WHAT TO DO: Extract all of the entries and give them again, word for word.

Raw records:

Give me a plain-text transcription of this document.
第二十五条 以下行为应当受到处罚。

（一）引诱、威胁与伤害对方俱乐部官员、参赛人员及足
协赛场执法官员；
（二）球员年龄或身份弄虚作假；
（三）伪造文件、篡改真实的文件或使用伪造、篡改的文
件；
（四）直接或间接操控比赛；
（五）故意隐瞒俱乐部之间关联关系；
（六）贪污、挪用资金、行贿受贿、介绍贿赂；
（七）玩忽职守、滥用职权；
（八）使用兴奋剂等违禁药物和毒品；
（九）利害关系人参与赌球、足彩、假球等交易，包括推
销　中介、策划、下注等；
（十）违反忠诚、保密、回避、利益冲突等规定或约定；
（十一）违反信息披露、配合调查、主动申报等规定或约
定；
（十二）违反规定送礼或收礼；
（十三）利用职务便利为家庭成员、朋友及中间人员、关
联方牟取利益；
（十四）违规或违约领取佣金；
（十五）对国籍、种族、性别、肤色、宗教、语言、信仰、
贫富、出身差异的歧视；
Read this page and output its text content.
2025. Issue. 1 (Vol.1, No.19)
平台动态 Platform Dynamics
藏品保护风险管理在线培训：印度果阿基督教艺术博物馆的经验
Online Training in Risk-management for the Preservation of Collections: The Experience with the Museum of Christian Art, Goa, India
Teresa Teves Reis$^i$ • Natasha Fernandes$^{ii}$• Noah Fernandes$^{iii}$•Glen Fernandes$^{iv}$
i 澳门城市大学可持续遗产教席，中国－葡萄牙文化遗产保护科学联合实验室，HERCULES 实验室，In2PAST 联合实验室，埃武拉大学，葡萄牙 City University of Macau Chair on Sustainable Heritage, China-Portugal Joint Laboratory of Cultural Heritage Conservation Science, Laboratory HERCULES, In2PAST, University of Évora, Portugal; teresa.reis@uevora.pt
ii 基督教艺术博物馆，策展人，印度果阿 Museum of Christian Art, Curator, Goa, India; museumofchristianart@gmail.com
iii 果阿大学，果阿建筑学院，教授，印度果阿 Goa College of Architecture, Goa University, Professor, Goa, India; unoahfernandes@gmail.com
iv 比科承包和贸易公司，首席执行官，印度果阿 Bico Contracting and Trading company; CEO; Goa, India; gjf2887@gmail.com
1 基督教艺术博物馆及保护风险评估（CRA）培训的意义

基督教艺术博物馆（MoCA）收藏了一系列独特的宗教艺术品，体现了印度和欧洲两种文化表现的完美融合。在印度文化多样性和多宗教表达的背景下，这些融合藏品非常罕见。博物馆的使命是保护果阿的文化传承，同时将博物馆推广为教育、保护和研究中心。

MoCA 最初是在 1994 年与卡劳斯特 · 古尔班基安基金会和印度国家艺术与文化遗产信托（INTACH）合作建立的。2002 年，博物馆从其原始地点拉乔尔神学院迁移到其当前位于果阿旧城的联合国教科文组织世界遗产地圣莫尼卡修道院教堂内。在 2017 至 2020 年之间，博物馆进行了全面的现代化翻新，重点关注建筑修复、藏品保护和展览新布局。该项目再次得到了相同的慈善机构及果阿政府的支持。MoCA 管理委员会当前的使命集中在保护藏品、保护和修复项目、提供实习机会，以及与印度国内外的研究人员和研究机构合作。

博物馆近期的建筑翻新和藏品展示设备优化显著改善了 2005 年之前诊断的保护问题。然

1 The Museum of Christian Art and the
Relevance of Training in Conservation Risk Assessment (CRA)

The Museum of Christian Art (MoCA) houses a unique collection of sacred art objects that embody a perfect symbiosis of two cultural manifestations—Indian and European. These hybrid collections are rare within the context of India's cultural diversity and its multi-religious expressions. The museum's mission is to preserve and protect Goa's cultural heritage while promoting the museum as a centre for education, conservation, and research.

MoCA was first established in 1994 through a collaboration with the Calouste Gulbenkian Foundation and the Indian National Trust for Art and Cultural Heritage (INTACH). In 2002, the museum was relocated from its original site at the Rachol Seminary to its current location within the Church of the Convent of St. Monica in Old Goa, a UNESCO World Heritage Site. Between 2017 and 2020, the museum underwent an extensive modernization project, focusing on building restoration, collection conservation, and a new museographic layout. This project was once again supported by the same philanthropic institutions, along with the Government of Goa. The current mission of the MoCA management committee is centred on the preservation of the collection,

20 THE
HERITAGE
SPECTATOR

ANSWER FOR THE TASK:
Give me a plain-text transcription of this document.
第二十五条 以下行为应当受到处罚。

（一）引诱、威胁与伤害对方俱乐部官员、参赛人员及足
协赛场执法官员；
（二）球员年龄或身份弄虚作假；
（三）伪造文件、篡改真实的文件或使用伪造、篡改的文
件；
（四）直接或间接操控比赛；
（五）故意隐瞒俱乐部之间关联关系；
（六）贪污、挪用资金、行贿受贿、介绍贿赂；
（七）玩忽职守、滥用职权；
（八）使用兴奋剂等违禁药物和毒品；
（九）利害关系人参与赌球、足彩、假球等交易，包括推
销　中介、策划、下注等；
（十）违反忠诚、保密、回避、利益冲突等规定或约定；
（十一）违反信息披露、配合调查、主动申报等规定或约
定；
（十二）违反规定送礼或收礼；
（十三）利用职务便利为家庭成员、朋友及中间人员、关
联方牟取利益；
（十四）违规或违约领取佣金；
（十五）对国籍、种族、性别、肤色、宗教、语言、信仰、
贫富、出身差异的歧视；
Read this page and output its text content.
2025. Issue. 1 (Vol.1, No.19)
平台动态 Platform Dynamics
藏品保护风险管理在线培训：印度果阿基督教艺术博物馆的经验
Online Training in Risk-management for the Preservation of Collections: The Experience with the Museum of Christian Art, Goa, India
Teresa Teves Reis$^i$ • Natasha Fernandes$^{ii}$• Noah Fernandes$^{iii}$•Glen Fernandes$^{iv}$
i 澳门城市大学可持续遗产教席，中国－葡萄牙文化遗产保护科学联合实验室，HERCULES 实验室，In2PAST 联合实验室，埃武拉大学，葡萄牙 City University of Macau Chair on Sustainable Heritage, China-Portugal Joint Laboratory of Cultural Heritage Conservation Science, Laboratory HERCULES, In2PAST, University of Évora, Portugal; teresa.reis@uevora.pt
ii 基督教艺术博物馆，策展人，印度果阿 Museum of Christian Art, Curator, Goa, India; museumofchristianart@gmail.com
iii 果阿大学，果阿建筑学院，教授，印度果阿 Goa College of Architecture, Goa University, Professor, Goa, India; unoahfernandes@gmail.com
iv 比科承包和贸易公司，首席执行官，印度果阿 Bico Contracting and Trading company; CEO; Goa, India; gjf2887@gmail.com
1 基督教艺术博物馆及保护风险评估（CRA）培训的意义

基督教艺术博物馆（MoCA）收藏了一系列独特的宗教艺术品，体现了印度和欧洲两种文化表现的完美融合。在印度文化多样性和多宗教表达的背景下，这些融合藏品非常罕见。博物馆的使命是保护果阿的文化传承，同时将博物馆推广为教育、保护和研究中心。

MoCA 最初是在 1994 年与卡劳斯特 · 古尔班基安基金会和印度国家艺术与文化遗产信托（INTACH）合作建立的。2002 年，博物馆从其原始地点拉乔尔神学院迁移到其当前位于果阿旧城的联合国教科文组织世界遗产地圣莫尼卡修道院教堂内。在 2017 至 2020 年之间，博物馆进行了全面的现代化翻新，重点关注建筑修复、藏品保护和展览新布局。该项目再次得到了相同的慈善机构及果阿政府的支持。MoCA 管理委员会当前的使命集中在保护藏品、保护和修复项目、提供实习机会，以及与印度国内外的研究人员和研究机构合作。

博物馆近期的建筑翻新和藏品展示设备优化显著改善了 2005 年之前诊断的保护问题。然

1 The Museum of Christian Art and the
Relevance of Training in Conservation Risk Assessment (CRA)

The Museum of Christian Art (MoCA) houses a unique collection of sacred art objects that embody a perfect symbiosis of two cultural manifestations—Indian and European. These hybrid collections are rare within the context of India's cultural diversity and its multi-religious expressions. The museum's mission is to preserve and protect Goa's cultural heritage while promoting the museum as a centre for education, conservation, and research.

MoCA was first established in 1994 through a collaboration with the Calouste Gulbenkian Foundation and the Indian National Trust for Art and Cultural Heritage (INTACH). In 2002, the museum was relocated from its original site at the Rachol Seminary to its current location within the Church of the Convent of St. Monica in Old Goa, a UNESCO World Heritage Site. Between 2017 and 2020, the museum underwent an extensive modernization project, focusing on building restoration, collection conservation, and a new museographic layout. This project was once again supported by the same philanthropic institutions, along with the Government of Goa. The current mission of the MoCA management committee is centred on the preservation of the collection,

20 THE
HERITAGE
SPECTATOR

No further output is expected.